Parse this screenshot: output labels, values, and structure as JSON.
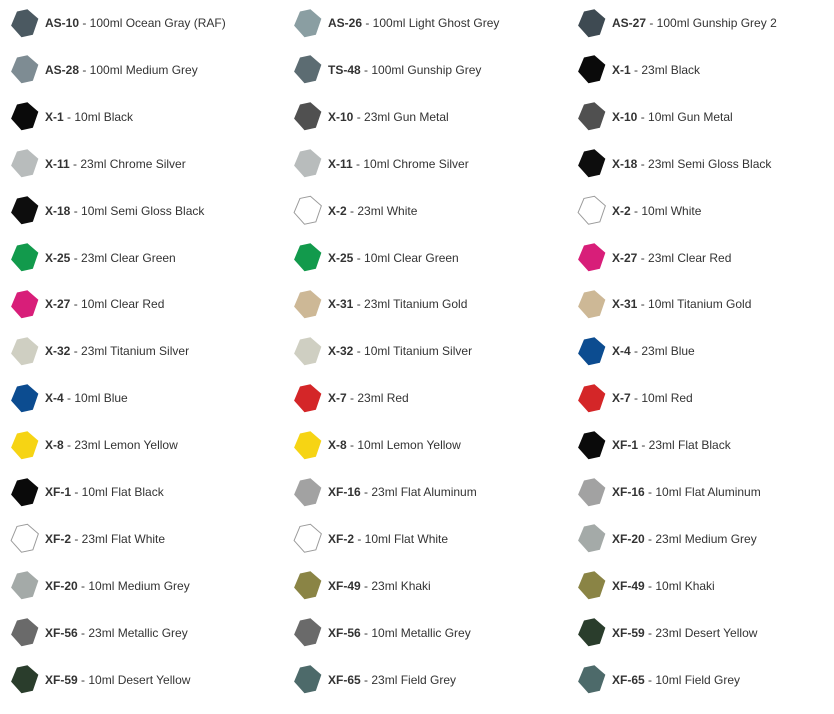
{
  "columns": 3,
  "items": [
    {
      "code": "AS-10",
      "desc": " - 100ml Ocean Gray (RAF)",
      "color": "#4b5961"
    },
    {
      "code": "AS-26",
      "desc": " - 100ml Light Ghost Grey",
      "color": "#8a9ea2"
    },
    {
      "code": "AS-27",
      "desc": " - 100ml Gunship Grey 2",
      "color": "#3e4a52"
    },
    {
      "code": "AS-28",
      "desc": " - 100ml Medium Grey",
      "color": "#7e8c93"
    },
    {
      "code": "TS-48",
      "desc": " - 100ml Gunship Grey",
      "color": "#5c6c72"
    },
    {
      "code": "X-1",
      "desc": " - 23ml Black",
      "color": "#0a0a0a"
    },
    {
      "code": "X-1",
      "desc": " - 10ml Black",
      "color": "#0a0a0a"
    },
    {
      "code": "X-10",
      "desc": " - 23ml Gun Metal",
      "color": "#505050"
    },
    {
      "code": "X-10",
      "desc": " - 10ml Gun Metal",
      "color": "#505050"
    },
    {
      "code": "X-11",
      "desc": " - 23ml Chrome Silver",
      "color": "#b8bcbc"
    },
    {
      "code": "X-11",
      "desc": " - 10ml Chrome Silver",
      "color": "#b8bcbc"
    },
    {
      "code": "X-18",
      "desc": " - 23ml Semi Gloss Black",
      "color": "#0d0d0d"
    },
    {
      "code": "X-18",
      "desc": " - 10ml Semi Gloss Black",
      "color": "#0d0d0d"
    },
    {
      "code": "X-2",
      "desc": " - 23ml White",
      "color": "#ffffff"
    },
    {
      "code": "X-2",
      "desc": " - 10ml White",
      "color": "#ffffff"
    },
    {
      "code": "X-25",
      "desc": " - 23ml Clear Green",
      "color": "#129a4c"
    },
    {
      "code": "X-25",
      "desc": " - 10ml Clear Green",
      "color": "#129a4c"
    },
    {
      "code": "X-27",
      "desc": " - 23ml Clear Red",
      "color": "#d81e79"
    },
    {
      "code": "X-27",
      "desc": " - 10ml Clear Red",
      "color": "#d81e79"
    },
    {
      "code": "X-31",
      "desc": " - 23ml Titanium Gold",
      "color": "#cdb896"
    },
    {
      "code": "X-31",
      "desc": " - 10ml Titanium Gold",
      "color": "#cdb896"
    },
    {
      "code": "X-32",
      "desc": " - 23ml Titanium Silver",
      "color": "#cfcfc2"
    },
    {
      "code": "X-32",
      "desc": " - 10ml Titanium Silver",
      "color": "#cfcfc2"
    },
    {
      "code": "X-4",
      "desc": " - 23ml Blue",
      "color": "#0c4c90"
    },
    {
      "code": "X-4",
      "desc": " - 10ml Blue",
      "color": "#0c4c90"
    },
    {
      "code": "X-7",
      "desc": " - 23ml Red",
      "color": "#d42628"
    },
    {
      "code": "X-7",
      "desc": " - 10ml Red",
      "color": "#d42628"
    },
    {
      "code": "X-8",
      "desc": " - 23ml Lemon Yellow",
      "color": "#f6d414"
    },
    {
      "code": "X-8",
      "desc": " - 10ml Lemon Yellow",
      "color": "#f6d414"
    },
    {
      "code": "XF-1",
      "desc": " - 23ml Flat Black",
      "color": "#0a0a0a"
    },
    {
      "code": "XF-1",
      "desc": " - 10ml Flat Black",
      "color": "#0a0a0a"
    },
    {
      "code": "XF-16",
      "desc": " - 23ml Flat Aluminum",
      "color": "#a2a2a2"
    },
    {
      "code": "XF-16",
      "desc": " - 10ml Flat Aluminum",
      "color": "#a2a2a2"
    },
    {
      "code": "XF-2",
      "desc": " - 23ml Flat White",
      "color": "#ffffff"
    },
    {
      "code": "XF-2",
      "desc": " - 10ml Flat White",
      "color": "#ffffff"
    },
    {
      "code": "XF-20",
      "desc": " - 23ml Medium Grey",
      "color": "#a4aaa8"
    },
    {
      "code": "XF-20",
      "desc": " - 10ml Medium Grey",
      "color": "#a4aaa8"
    },
    {
      "code": "XF-49",
      "desc": " - 23ml Khaki",
      "color": "#8a8445"
    },
    {
      "code": "XF-49",
      "desc": " - 10ml Khaki",
      "color": "#8a8445"
    },
    {
      "code": "XF-56",
      "desc": " - 23ml Metallic Grey",
      "color": "#6a6a6a"
    },
    {
      "code": "XF-56",
      "desc": " - 10ml Metallic Grey",
      "color": "#6a6a6a"
    },
    {
      "code": "XF-59",
      "desc": " - 23ml Desert Yellow",
      "color": "#2a3d2c"
    },
    {
      "code": "XF-59",
      "desc": " - 10ml Desert Yellow",
      "color": "#2a3d2c"
    },
    {
      "code": "XF-65",
      "desc": " - 23ml Field Grey",
      "color": "#4d6a6a"
    },
    {
      "code": "XF-65",
      "desc": " - 10ml Field Grey",
      "color": "#4d6a6a"
    }
  ]
}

▶ THE PROBLEM
Every record gets retyped exactly; no picture goes into the copy.

▶ TASK RESULT
Parse this screenshot: output labels, values, and structure as JSON.
{
  "columns": 3,
  "items": [
    {
      "code": "AS-10",
      "desc": " - 100ml Ocean Gray (RAF)",
      "color": "#4b5961"
    },
    {
      "code": "AS-26",
      "desc": " - 100ml Light Ghost Grey",
      "color": "#8a9ea2"
    },
    {
      "code": "AS-27",
      "desc": " - 100ml Gunship Grey 2",
      "color": "#3e4a52"
    },
    {
      "code": "AS-28",
      "desc": " - 100ml Medium Grey",
      "color": "#7e8c93"
    },
    {
      "code": "TS-48",
      "desc": " - 100ml Gunship Grey",
      "color": "#5c6c72"
    },
    {
      "code": "X-1",
      "desc": " - 23ml Black",
      "color": "#0a0a0a"
    },
    {
      "code": "X-1",
      "desc": " - 10ml Black",
      "color": "#0a0a0a"
    },
    {
      "code": "X-10",
      "desc": " - 23ml Gun Metal",
      "color": "#505050"
    },
    {
      "code": "X-10",
      "desc": " - 10ml Gun Metal",
      "color": "#505050"
    },
    {
      "code": "X-11",
      "desc": " - 23ml Chrome Silver",
      "color": "#b8bcbc"
    },
    {
      "code": "X-11",
      "desc": " - 10ml Chrome Silver",
      "color": "#b8bcbc"
    },
    {
      "code": "X-18",
      "desc": " - 23ml Semi Gloss Black",
      "color": "#0d0d0d"
    },
    {
      "code": "X-18",
      "desc": " - 10ml Semi Gloss Black",
      "color": "#0d0d0d"
    },
    {
      "code": "X-2",
      "desc": " - 23ml White",
      "color": "#ffffff"
    },
    {
      "code": "X-2",
      "desc": " - 10ml White",
      "color": "#ffffff"
    },
    {
      "code": "X-25",
      "desc": " - 23ml Clear Green",
      "color": "#129a4c"
    },
    {
      "code": "X-25",
      "desc": " - 10ml Clear Green",
      "color": "#129a4c"
    },
    {
      "code": "X-27",
      "desc": " - 23ml Clear Red",
      "color": "#d81e79"
    },
    {
      "code": "X-27",
      "desc": " - 10ml Clear Red",
      "color": "#d81e79"
    },
    {
      "code": "X-31",
      "desc": " - 23ml Titanium Gold",
      "color": "#cdb896"
    },
    {
      "code": "X-31",
      "desc": " - 10ml Titanium Gold",
      "color": "#cdb896"
    },
    {
      "code": "X-32",
      "desc": " - 23ml Titanium Silver",
      "color": "#cfcfc2"
    },
    {
      "code": "X-32",
      "desc": " - 10ml Titanium Silver",
      "color": "#cfcfc2"
    },
    {
      "code": "X-4",
      "desc": " - 23ml Blue",
      "color": "#0c4c90"
    },
    {
      "code": "X-4",
      "desc": " - 10ml Blue",
      "color": "#0c4c90"
    },
    {
      "code": "X-7",
      "desc": " - 23ml Red",
      "color": "#d42628"
    },
    {
      "code": "X-7",
      "desc": " - 10ml Red",
      "color": "#d42628"
    },
    {
      "code": "X-8",
      "desc": " - 23ml Lemon Yellow",
      "color": "#f6d414"
    },
    {
      "code": "X-8",
      "desc": " - 10ml Lemon Yellow",
      "color": "#f6d414"
    },
    {
      "code": "XF-1",
      "desc": " - 23ml Flat Black",
      "color": "#0a0a0a"
    },
    {
      "code": "XF-1",
      "desc": " - 10ml Flat Black",
      "color": "#0a0a0a"
    },
    {
      "code": "XF-16",
      "desc": " - 23ml Flat Aluminum",
      "color": "#a2a2a2"
    },
    {
      "code": "XF-16",
      "desc": " - 10ml Flat Aluminum",
      "color": "#a2a2a2"
    },
    {
      "code": "XF-2",
      "desc": " - 23ml Flat White",
      "color": "#ffffff"
    },
    {
      "code": "XF-2",
      "desc": " - 10ml Flat White",
      "color": "#ffffff"
    },
    {
      "code": "XF-20",
      "desc": " - 23ml Medium Grey",
      "color": "#a4aaa8"
    },
    {
      "code": "XF-20",
      "desc": " - 10ml Medium Grey",
      "color": "#a4aaa8"
    },
    {
      "code": "XF-49",
      "desc": " - 23ml Khaki",
      "color": "#8a8445"
    },
    {
      "code": "XF-49",
      "desc": " - 10ml Khaki",
      "color": "#8a8445"
    },
    {
      "code": "XF-56",
      "desc": " - 23ml Metallic Grey",
      "color": "#6a6a6a"
    },
    {
      "code": "XF-56",
      "desc": " - 10ml Metallic Grey",
      "color": "#6a6a6a"
    },
    {
      "code": "XF-59",
      "desc": " - 23ml Desert Yellow",
      "color": "#2a3d2c"
    },
    {
      "code": "XF-59",
      "desc": " - 10ml Desert Yellow",
      "color": "#2a3d2c"
    },
    {
      "code": "XF-65",
      "desc": " - 23ml Field Grey",
      "color": "#4d6a6a"
    },
    {
      "code": "XF-65",
      "desc": " - 10ml Field Grey",
      "color": "#4d6a6a"
    }
  ]
}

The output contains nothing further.